--- GIVEN DATA ---

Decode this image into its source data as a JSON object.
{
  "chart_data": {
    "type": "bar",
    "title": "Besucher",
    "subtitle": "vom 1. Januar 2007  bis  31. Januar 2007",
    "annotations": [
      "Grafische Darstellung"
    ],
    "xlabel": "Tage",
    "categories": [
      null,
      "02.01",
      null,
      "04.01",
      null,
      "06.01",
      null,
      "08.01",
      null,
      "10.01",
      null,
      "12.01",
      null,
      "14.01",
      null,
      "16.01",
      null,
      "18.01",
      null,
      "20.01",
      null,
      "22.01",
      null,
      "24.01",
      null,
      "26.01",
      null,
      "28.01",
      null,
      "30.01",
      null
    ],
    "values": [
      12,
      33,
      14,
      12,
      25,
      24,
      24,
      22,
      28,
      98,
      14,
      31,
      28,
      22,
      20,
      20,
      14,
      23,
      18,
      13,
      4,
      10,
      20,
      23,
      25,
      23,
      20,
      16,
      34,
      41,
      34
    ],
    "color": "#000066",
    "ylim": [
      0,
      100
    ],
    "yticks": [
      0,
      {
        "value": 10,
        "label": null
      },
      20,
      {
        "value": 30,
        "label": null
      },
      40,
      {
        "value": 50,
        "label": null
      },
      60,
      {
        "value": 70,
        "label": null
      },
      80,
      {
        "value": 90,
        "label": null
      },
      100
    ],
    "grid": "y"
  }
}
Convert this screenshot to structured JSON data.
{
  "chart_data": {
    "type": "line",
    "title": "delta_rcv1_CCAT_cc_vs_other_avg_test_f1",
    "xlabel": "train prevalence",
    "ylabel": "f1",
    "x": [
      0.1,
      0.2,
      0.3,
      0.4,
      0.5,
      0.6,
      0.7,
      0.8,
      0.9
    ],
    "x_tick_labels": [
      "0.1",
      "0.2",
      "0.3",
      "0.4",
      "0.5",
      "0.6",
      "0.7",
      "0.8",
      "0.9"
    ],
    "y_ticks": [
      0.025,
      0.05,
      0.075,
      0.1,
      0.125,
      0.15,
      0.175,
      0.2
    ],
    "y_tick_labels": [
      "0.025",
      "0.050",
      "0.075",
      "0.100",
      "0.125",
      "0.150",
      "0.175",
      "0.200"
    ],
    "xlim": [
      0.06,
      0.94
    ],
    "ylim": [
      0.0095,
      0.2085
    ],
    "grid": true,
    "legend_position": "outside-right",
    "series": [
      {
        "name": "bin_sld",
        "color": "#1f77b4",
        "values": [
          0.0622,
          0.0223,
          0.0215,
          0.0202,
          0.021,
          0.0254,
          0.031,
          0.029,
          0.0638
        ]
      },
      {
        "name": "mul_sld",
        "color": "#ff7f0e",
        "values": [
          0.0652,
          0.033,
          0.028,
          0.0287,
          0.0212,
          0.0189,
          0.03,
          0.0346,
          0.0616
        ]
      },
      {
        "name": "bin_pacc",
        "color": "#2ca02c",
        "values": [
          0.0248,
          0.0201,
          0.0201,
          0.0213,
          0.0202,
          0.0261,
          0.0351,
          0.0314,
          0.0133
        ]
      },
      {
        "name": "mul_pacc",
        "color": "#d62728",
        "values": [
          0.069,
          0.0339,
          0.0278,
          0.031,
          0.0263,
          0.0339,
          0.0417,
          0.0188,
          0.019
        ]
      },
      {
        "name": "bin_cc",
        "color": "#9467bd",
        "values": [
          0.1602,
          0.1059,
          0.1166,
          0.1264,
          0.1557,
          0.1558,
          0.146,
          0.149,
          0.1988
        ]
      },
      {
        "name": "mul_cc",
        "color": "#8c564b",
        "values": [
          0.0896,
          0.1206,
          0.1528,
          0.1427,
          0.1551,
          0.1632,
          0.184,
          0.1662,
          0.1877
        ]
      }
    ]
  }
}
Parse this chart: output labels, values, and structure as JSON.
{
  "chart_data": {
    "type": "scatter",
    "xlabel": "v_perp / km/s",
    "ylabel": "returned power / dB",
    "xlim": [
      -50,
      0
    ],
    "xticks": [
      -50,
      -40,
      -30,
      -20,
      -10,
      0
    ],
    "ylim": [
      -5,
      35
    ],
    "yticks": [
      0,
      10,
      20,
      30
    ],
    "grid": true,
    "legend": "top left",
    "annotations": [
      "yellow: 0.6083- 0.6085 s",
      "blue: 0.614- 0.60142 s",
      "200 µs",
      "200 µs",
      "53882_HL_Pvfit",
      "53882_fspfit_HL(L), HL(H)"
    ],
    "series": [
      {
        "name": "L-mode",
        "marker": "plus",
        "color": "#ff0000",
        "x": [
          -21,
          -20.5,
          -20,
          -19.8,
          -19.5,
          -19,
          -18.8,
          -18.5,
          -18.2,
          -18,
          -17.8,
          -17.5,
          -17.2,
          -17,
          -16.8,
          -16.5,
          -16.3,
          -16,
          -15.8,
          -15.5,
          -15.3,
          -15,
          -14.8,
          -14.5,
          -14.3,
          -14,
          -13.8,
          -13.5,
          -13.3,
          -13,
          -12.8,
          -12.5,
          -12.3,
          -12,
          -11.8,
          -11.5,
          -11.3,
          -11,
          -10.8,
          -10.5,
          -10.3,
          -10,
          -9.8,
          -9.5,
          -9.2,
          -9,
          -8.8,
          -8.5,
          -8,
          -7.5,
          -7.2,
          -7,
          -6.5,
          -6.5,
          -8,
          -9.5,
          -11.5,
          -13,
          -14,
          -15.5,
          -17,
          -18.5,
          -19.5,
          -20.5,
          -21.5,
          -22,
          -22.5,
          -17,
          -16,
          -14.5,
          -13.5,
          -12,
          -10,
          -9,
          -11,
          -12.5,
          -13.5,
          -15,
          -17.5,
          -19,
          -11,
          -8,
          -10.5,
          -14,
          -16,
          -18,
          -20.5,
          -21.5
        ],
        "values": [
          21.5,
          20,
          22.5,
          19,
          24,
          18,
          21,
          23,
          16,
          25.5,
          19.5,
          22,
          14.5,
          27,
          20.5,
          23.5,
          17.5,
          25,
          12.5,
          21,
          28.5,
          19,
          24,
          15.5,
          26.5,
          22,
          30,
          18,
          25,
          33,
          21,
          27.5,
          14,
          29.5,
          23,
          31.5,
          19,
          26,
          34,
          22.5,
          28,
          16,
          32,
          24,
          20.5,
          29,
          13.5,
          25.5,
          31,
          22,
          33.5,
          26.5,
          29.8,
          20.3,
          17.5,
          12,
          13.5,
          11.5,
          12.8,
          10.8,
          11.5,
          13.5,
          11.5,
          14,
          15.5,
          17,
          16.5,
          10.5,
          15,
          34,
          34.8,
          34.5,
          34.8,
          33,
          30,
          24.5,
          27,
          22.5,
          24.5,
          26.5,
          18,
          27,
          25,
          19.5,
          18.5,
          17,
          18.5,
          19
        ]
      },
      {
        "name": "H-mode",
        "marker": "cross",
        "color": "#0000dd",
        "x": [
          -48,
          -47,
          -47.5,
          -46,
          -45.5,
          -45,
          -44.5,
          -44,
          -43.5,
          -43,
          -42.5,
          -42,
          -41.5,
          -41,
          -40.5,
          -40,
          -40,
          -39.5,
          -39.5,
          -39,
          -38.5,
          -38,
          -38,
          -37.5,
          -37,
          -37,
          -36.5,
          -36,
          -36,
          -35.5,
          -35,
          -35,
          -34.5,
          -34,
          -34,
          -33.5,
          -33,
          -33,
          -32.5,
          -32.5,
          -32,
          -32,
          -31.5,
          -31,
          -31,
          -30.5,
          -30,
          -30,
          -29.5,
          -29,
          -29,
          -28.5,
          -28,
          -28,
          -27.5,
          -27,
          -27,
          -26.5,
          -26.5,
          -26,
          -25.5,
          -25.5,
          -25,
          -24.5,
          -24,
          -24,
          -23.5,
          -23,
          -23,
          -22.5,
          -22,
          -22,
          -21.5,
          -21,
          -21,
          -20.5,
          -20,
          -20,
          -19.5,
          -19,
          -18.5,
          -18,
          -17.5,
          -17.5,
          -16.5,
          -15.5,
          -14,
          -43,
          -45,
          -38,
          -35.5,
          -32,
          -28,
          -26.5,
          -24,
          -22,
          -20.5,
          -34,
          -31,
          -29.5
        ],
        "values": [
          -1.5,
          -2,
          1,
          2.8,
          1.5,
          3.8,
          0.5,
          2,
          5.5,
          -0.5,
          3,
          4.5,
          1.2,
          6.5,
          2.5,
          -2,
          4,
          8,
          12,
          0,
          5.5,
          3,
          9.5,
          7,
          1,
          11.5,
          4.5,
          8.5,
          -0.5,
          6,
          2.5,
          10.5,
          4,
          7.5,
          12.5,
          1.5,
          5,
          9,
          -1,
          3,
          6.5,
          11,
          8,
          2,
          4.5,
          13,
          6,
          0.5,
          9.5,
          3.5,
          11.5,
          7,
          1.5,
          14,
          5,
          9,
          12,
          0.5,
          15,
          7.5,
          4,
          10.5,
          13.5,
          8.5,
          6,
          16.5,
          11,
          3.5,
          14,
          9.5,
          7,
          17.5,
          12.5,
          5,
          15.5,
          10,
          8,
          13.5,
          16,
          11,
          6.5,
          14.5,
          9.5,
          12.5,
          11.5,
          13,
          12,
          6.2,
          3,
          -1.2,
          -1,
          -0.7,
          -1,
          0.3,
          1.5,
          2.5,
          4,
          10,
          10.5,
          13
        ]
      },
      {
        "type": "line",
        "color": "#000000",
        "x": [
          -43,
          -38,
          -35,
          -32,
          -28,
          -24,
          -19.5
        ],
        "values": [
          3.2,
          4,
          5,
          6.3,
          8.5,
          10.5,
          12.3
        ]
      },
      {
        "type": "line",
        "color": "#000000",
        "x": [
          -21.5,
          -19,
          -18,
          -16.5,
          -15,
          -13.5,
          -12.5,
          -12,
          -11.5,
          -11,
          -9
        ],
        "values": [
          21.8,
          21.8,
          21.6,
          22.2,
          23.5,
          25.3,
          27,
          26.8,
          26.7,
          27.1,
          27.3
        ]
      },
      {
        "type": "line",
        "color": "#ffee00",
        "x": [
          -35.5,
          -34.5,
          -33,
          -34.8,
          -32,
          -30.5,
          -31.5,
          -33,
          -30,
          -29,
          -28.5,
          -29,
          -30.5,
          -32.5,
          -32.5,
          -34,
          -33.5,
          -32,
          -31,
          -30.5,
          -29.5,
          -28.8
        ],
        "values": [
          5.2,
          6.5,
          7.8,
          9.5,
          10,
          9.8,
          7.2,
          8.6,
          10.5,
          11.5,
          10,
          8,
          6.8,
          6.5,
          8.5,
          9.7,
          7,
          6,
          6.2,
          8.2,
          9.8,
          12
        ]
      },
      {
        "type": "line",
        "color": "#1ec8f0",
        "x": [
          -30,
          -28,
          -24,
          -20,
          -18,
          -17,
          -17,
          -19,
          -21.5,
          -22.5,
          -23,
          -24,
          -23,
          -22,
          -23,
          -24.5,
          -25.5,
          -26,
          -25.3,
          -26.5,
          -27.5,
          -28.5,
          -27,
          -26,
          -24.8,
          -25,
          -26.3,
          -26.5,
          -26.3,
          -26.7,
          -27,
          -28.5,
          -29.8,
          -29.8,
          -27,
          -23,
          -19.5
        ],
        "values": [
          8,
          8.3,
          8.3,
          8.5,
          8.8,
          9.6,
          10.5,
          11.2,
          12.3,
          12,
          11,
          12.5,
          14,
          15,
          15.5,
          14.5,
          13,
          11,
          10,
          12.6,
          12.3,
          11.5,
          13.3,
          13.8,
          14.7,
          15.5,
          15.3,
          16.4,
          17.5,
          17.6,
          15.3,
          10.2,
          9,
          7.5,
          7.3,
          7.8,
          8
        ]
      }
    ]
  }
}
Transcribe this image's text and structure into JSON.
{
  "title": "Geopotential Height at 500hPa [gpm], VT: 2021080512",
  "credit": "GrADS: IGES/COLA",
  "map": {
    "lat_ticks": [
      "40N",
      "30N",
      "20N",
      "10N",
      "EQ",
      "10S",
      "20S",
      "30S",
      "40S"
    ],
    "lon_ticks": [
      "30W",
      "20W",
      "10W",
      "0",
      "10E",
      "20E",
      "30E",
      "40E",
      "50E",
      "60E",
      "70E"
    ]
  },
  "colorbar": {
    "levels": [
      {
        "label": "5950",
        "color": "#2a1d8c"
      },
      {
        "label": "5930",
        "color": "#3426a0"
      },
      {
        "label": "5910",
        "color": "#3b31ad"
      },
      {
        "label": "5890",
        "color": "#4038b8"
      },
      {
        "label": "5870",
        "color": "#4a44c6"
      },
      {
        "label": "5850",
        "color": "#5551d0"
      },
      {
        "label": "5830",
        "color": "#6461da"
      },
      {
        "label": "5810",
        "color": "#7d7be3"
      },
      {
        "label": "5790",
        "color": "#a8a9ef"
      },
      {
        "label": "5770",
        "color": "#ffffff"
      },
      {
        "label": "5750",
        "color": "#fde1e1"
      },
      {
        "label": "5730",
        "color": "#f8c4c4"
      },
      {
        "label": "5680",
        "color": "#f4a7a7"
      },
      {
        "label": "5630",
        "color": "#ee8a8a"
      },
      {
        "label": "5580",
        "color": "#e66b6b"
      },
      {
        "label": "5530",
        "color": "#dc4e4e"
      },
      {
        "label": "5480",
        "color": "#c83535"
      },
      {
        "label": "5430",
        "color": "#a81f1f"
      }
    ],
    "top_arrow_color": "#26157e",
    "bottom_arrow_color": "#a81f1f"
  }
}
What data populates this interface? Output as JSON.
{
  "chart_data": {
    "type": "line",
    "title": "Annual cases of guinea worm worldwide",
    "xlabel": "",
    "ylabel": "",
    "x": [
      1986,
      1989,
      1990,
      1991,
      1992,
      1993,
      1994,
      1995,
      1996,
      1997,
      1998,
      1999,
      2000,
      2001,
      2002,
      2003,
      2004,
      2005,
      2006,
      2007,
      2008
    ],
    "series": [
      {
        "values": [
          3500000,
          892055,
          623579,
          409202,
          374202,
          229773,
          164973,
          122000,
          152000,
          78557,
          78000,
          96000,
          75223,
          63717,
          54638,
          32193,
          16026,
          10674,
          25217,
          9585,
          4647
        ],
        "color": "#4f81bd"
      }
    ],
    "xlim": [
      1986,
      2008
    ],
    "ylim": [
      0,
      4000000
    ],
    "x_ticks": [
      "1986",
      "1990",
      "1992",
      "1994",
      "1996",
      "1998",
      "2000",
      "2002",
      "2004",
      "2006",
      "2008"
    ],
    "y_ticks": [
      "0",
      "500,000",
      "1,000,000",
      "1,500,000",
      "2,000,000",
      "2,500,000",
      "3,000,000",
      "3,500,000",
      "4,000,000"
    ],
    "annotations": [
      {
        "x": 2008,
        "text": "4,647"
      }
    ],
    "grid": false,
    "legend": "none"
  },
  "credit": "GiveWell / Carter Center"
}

---

* **DIRECTION**: State the count of lines in the data holding the word "JSON", adding nothing to it.

* **ANSWER FOR THE TASK**: 5